- **WORK INSTRUCTIONS**
Repeat verbatim each line from the line with "Read out every word on this page." to the end of the entries. Pictures do not belong in the copy.

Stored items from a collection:
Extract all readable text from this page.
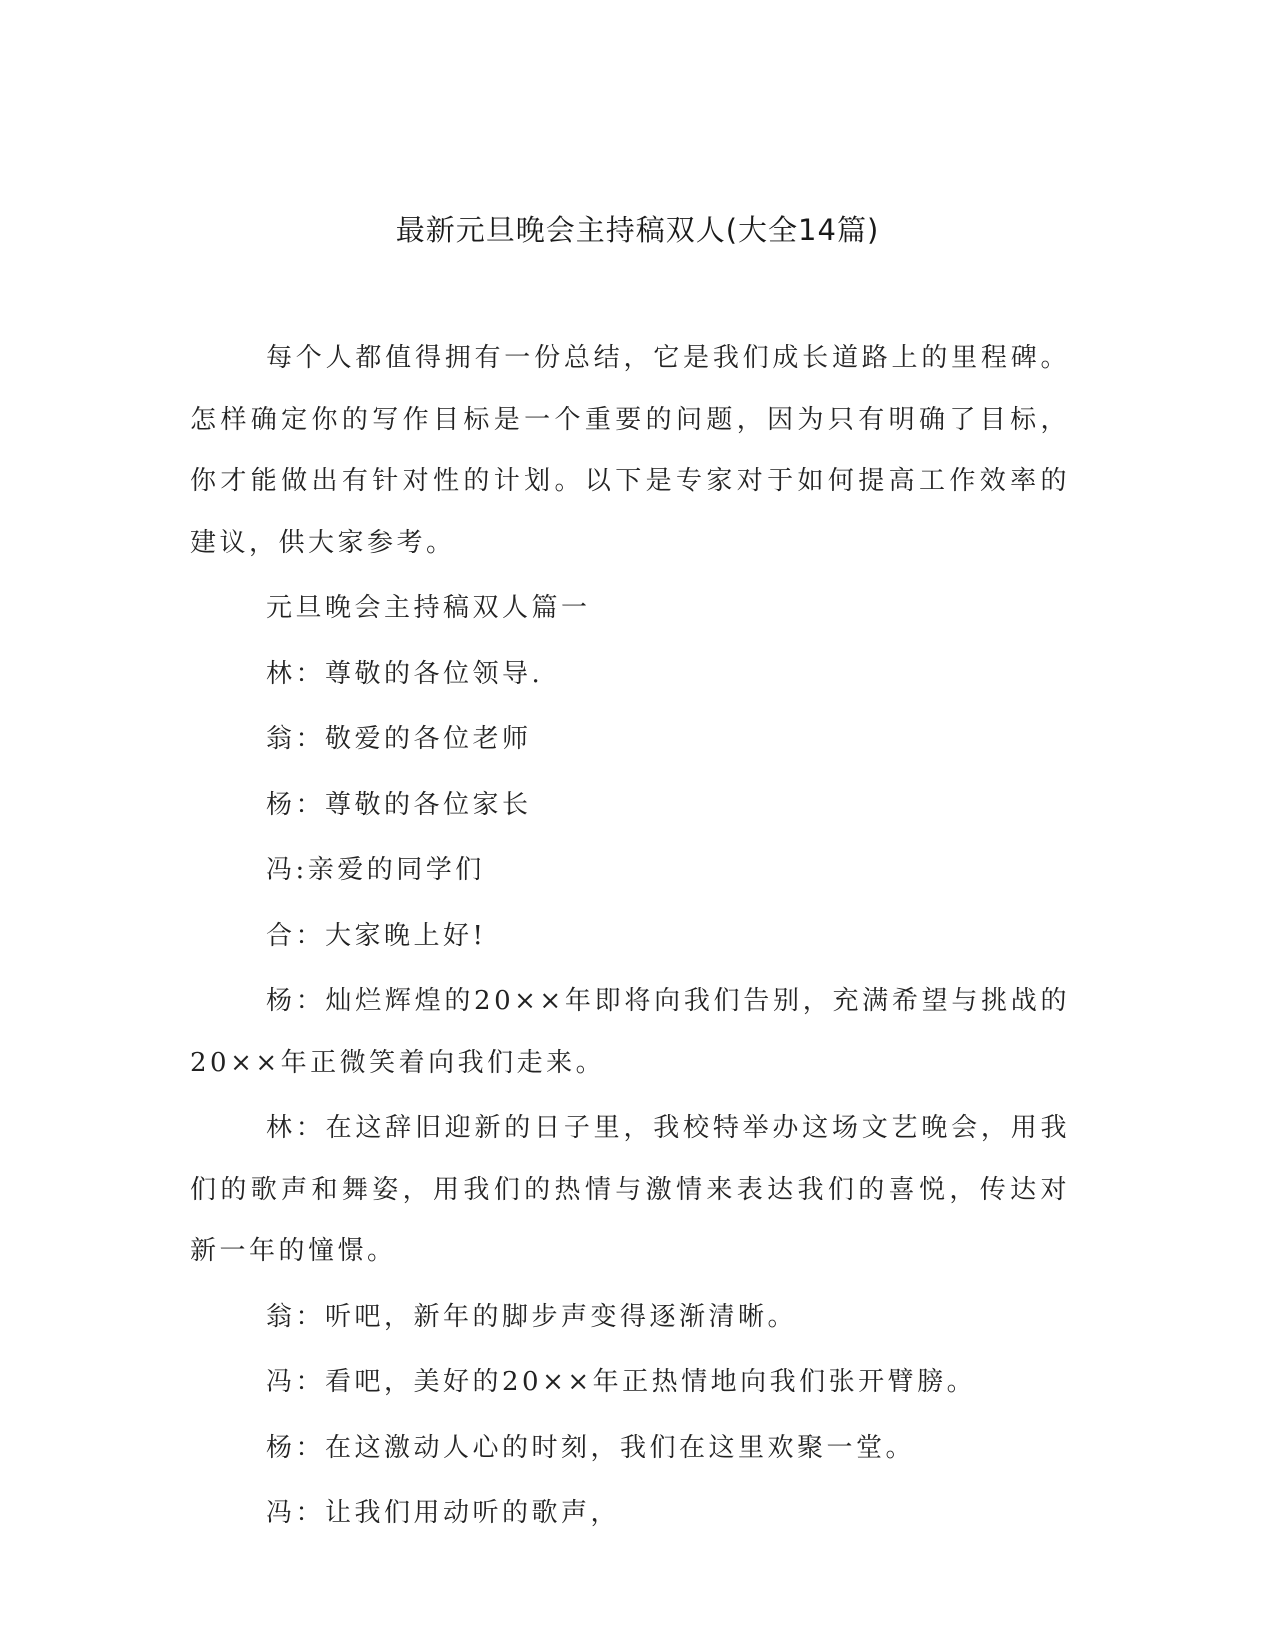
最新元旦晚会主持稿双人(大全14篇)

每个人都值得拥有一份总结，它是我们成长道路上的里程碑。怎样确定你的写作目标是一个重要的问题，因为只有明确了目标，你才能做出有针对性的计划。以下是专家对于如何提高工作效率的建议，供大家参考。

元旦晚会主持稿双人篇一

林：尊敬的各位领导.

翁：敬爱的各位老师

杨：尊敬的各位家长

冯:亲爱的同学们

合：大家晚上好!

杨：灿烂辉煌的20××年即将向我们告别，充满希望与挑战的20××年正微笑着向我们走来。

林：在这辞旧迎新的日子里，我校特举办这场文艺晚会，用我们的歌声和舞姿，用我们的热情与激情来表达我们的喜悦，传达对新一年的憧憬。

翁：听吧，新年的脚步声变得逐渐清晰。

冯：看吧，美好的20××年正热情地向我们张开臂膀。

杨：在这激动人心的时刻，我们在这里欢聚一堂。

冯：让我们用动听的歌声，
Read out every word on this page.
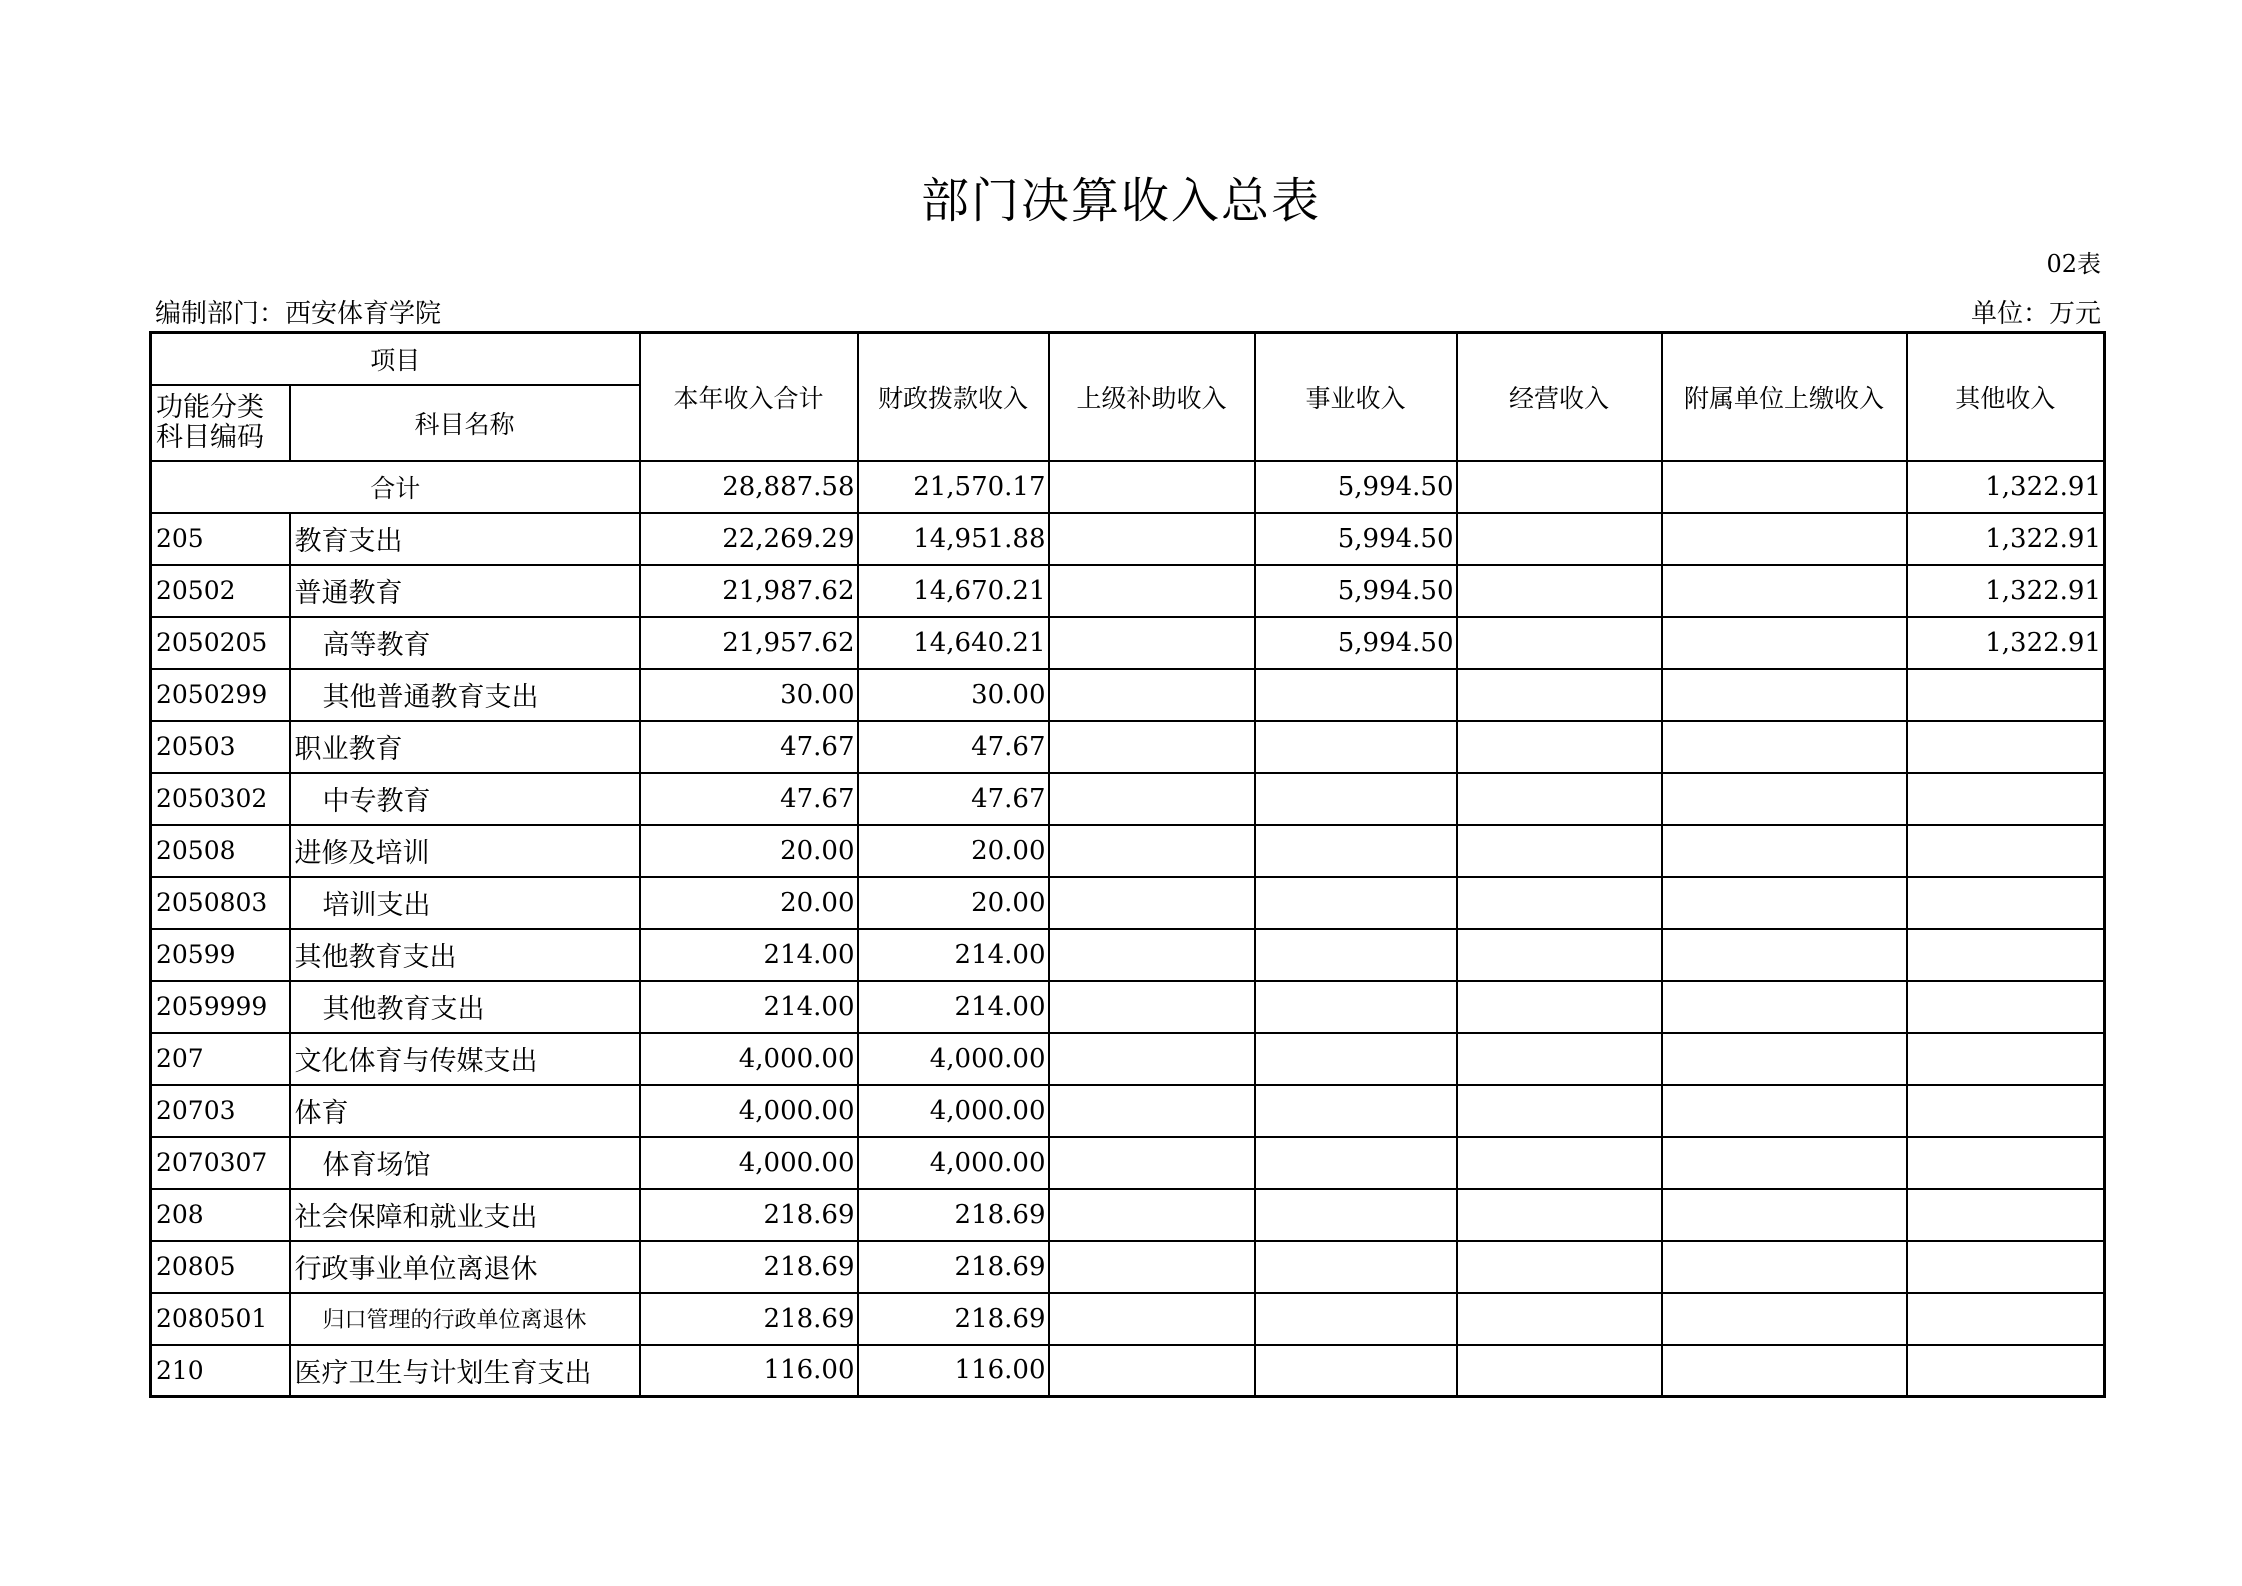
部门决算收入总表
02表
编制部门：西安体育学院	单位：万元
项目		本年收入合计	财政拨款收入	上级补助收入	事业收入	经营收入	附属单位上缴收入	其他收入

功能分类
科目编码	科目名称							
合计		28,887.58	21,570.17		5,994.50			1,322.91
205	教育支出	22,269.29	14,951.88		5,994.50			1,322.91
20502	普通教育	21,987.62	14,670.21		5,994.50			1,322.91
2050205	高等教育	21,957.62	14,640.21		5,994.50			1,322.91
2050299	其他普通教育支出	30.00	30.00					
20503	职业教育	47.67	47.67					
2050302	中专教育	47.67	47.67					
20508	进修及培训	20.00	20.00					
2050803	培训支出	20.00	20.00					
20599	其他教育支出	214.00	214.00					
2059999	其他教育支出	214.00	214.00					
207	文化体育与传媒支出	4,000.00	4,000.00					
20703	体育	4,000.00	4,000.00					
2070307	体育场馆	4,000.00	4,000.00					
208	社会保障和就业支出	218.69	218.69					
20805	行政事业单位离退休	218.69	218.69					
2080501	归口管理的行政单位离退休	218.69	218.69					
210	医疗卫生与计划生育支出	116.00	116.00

- **SOLUTION TO THIS TASK**
Read out every word on this page.
部门决算收入总表
02表
编制部门：西安体育学院	单位：万元
项目		本年收入合计	财政拨款收入	上级补助收入	事业收入	经营收入	附属单位上缴收入	其他收入

功能分类
科目编码	科目名称							
合计		28,887.58	21,570.17		5,994.50			1,322.91
205	教育支出	22,269.29	14,951.88		5,994.50			1,322.91
20502	普通教育	21,987.62	14,670.21		5,994.50			1,322.91
2050205	高等教育	21,957.62	14,640.21		5,994.50			1,322.91
2050299	其他普通教育支出	30.00	30.00					
20503	职业教育	47.67	47.67					
2050302	中专教育	47.67	47.67					
20508	进修及培训	20.00	20.00					
2050803	培训支出	20.00	20.00					
20599	其他教育支出	214.00	214.00					
2059999	其他教育支出	214.00	214.00					
207	文化体育与传媒支出	4,000.00	4,000.00					
20703	体育	4,000.00	4,000.00					
2070307	体育场馆	4,000.00	4,000.00					
208	社会保障和就业支出	218.69	218.69					
20805	行政事业单位离退休	218.69	218.69					
2080501	归口管理的行政单位离退休	218.69	218.69					
210	医疗卫生与计划生育支出	116.00	116.00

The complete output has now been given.